STATED EXERCISE: Gather every line holding the string "Sweatshirt".

RECORDS SHOWN:
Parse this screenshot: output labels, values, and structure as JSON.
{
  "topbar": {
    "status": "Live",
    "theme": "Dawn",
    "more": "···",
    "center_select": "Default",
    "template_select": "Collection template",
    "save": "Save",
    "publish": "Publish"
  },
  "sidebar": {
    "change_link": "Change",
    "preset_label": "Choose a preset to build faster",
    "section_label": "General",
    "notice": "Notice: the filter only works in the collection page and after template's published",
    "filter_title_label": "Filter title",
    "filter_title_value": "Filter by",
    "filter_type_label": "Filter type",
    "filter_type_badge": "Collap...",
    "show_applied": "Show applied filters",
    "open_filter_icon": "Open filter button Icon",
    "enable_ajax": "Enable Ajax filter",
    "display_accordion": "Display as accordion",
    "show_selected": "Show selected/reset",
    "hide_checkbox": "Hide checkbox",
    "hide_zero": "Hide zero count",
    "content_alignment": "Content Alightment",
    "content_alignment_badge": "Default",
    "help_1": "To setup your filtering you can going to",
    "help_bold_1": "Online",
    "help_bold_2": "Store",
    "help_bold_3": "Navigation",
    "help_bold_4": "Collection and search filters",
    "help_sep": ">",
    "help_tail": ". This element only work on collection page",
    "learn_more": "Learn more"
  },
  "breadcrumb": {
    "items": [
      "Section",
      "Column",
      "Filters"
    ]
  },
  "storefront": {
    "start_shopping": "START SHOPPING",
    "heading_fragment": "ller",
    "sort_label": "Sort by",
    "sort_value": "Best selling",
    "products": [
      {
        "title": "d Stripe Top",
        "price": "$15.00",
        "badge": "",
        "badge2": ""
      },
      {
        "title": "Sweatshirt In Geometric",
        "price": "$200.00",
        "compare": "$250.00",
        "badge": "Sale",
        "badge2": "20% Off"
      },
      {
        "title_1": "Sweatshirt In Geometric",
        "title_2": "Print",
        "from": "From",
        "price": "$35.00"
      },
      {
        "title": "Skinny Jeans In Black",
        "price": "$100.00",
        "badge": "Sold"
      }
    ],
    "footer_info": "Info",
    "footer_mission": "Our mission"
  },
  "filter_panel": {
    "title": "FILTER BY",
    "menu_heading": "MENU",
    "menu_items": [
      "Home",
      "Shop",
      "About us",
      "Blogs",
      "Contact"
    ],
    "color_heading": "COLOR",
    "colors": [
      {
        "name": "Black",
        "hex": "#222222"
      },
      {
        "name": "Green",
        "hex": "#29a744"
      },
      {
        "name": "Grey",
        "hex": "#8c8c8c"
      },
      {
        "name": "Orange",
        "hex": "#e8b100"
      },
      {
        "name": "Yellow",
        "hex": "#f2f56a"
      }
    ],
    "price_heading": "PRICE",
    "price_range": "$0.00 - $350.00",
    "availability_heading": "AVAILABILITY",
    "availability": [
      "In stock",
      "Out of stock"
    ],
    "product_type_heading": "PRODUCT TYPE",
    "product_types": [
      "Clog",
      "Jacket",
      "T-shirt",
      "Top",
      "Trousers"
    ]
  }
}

SOLUTION:
        "title": "Sweatshirt In Geometric",
        "title_1": "Sweatshirt In Geometric",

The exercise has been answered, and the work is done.